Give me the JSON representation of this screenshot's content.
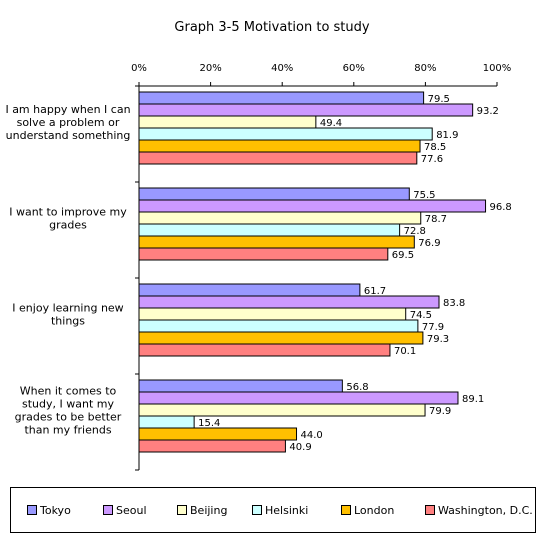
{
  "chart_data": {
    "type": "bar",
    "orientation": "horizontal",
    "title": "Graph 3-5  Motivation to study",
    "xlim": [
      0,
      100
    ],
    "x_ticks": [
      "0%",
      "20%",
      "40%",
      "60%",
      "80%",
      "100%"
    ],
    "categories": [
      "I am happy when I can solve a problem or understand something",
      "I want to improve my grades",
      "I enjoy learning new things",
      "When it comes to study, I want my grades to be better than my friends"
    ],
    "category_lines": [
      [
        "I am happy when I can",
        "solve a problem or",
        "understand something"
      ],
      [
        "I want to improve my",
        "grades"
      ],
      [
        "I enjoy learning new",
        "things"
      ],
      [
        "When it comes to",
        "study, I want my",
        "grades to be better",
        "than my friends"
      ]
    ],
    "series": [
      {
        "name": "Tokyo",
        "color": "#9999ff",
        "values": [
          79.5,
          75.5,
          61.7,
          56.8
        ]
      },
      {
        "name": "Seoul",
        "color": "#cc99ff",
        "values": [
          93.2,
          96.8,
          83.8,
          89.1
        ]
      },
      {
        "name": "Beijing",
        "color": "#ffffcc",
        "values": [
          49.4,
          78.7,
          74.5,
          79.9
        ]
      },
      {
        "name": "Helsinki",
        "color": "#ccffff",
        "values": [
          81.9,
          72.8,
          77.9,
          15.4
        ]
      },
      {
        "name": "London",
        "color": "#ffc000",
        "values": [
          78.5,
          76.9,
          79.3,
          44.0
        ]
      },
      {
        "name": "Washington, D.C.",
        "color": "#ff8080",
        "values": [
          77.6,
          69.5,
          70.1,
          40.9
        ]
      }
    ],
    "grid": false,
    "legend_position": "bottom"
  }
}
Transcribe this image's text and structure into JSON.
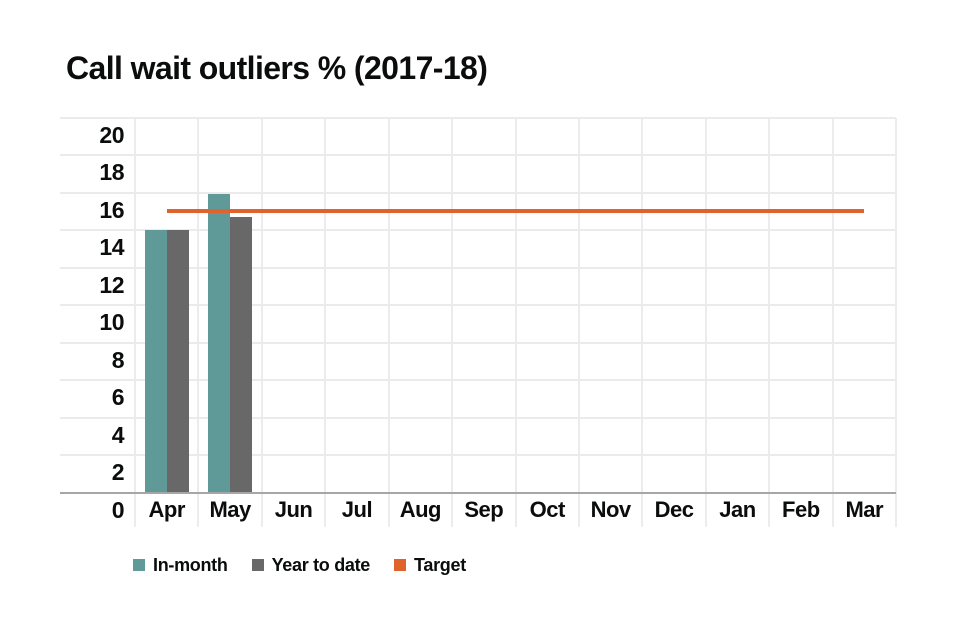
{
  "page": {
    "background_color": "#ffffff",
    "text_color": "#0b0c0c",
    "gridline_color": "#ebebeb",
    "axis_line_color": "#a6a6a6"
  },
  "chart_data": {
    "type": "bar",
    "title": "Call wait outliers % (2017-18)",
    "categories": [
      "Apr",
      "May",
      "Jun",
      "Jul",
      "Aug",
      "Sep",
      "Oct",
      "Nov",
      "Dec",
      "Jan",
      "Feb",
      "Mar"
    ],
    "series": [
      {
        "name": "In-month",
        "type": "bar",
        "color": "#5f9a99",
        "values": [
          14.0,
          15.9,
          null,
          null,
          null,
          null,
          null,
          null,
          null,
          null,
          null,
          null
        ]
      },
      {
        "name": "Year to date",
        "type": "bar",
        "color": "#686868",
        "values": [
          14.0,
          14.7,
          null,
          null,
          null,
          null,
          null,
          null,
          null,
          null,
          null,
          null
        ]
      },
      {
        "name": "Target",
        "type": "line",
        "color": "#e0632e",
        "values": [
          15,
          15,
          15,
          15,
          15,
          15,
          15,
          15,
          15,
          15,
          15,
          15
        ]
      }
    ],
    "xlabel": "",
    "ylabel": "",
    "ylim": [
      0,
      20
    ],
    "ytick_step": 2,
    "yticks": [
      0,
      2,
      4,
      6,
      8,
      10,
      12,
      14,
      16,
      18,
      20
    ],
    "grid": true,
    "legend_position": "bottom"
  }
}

§ §

### Problem to work on
Without the pictures, repeat the listing above exactly.

### Written response
Give me the JSON representation of this screenshot's content.
{
  "chart_data": {
    "type": "bar",
    "orientation": "horizontal",
    "title": "Graph 3-5  Motivation to study",
    "xlim": [
      0,
      100
    ],
    "x_ticks": [
      "0%",
      "20%",
      "40%",
      "60%",
      "80%",
      "100%"
    ],
    "categories": [
      "I am happy when I can solve a problem or understand something",
      "I want to improve my grades",
      "I enjoy learning new things",
      "When it comes to study, I want my grades to be better than my friends"
    ],
    "category_lines": [
      [
        "I am happy when I can",
        "solve a problem or",
        "understand something"
      ],
      [
        "I want to improve my",
        "grades"
      ],
      [
        "I enjoy learning new",
        "things"
      ],
      [
        "When it comes to",
        "study, I want my",
        "grades to be better",
        "than my friends"
      ]
    ],
    "series": [
      {
        "name": "Tokyo",
        "color": "#9999ff",
        "values": [
          79.5,
          75.5,
          61.7,
          56.8
        ]
      },
      {
        "name": "Seoul",
        "color": "#cc99ff",
        "values": [
          93.2,
          96.8,
          83.8,
          89.1
        ]
      },
      {
        "name": "Beijing",
        "color": "#ffffcc",
        "values": [
          49.4,
          78.7,
          74.5,
          79.9
        ]
      },
      {
        "name": "Helsinki",
        "color": "#ccffff",
        "values": [
          81.9,
          72.8,
          77.9,
          15.4
        ]
      },
      {
        "name": "London",
        "color": "#ffc000",
        "values": [
          78.5,
          76.9,
          79.3,
          44.0
        ]
      },
      {
        "name": "Washington, D.C.",
        "color": "#ff8080",
        "values": [
          77.6,
          69.5,
          70.1,
          40.9
        ]
      }
    ],
    "grid": false,
    "legend_position": "bottom"
  }
}
Transcribe this image's text and structure into JSON.
{
  "page": {
    "background_color": "#ffffff",
    "text_color": "#0b0c0c",
    "gridline_color": "#ebebeb",
    "axis_line_color": "#a6a6a6"
  },
  "chart_data": {
    "type": "bar",
    "title": "Call wait outliers % (2017-18)",
    "categories": [
      "Apr",
      "May",
      "Jun",
      "Jul",
      "Aug",
      "Sep",
      "Oct",
      "Nov",
      "Dec",
      "Jan",
      "Feb",
      "Mar"
    ],
    "series": [
      {
        "name": "In-month",
        "type": "bar",
        "color": "#5f9a99",
        "values": [
          14.0,
          15.9,
          null,
          null,
          null,
          null,
          null,
          null,
          null,
          null,
          null,
          null
        ]
      },
      {
        "name": "Year to date",
        "type": "bar",
        "color": "#686868",
        "values": [
          14.0,
          14.7,
          null,
          null,
          null,
          null,
          null,
          null,
          null,
          null,
          null,
          null
        ]
      },
      {
        "name": "Target",
        "type": "line",
        "color": "#e0632e",
        "values": [
          15,
          15,
          15,
          15,
          15,
          15,
          15,
          15,
          15,
          15,
          15,
          15
        ]
      }
    ],
    "xlabel": "",
    "ylabel": "",
    "ylim": [
      0,
      20
    ],
    "ytick_step": 2,
    "yticks": [
      0,
      2,
      4,
      6,
      8,
      10,
      12,
      14,
      16,
      18,
      20
    ],
    "grid": true,
    "legend_position": "bottom"
  }
}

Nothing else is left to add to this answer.